* START DATA ENTRIES *

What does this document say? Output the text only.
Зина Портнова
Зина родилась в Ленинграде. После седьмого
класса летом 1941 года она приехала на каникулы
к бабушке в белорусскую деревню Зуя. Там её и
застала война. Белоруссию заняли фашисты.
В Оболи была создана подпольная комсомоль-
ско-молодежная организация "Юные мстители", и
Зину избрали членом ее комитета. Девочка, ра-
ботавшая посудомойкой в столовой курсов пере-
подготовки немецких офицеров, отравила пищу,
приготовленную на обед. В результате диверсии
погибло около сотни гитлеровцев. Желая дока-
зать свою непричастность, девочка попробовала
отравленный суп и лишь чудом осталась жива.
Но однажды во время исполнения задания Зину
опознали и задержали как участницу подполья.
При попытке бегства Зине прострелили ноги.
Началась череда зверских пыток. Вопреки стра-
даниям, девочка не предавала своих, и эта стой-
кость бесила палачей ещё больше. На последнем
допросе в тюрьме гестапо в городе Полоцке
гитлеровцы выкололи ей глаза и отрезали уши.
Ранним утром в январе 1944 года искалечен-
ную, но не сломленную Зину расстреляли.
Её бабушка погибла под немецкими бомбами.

* END DATA ENTRIES *

[SET PROBLEM]
Go through the material line by line. Show each line that contains the string "года".

[WRITTEN ANSWER]
класса летом 1941 года она приехала на каникулы
Ранним утром в январе 1944 года искалечен-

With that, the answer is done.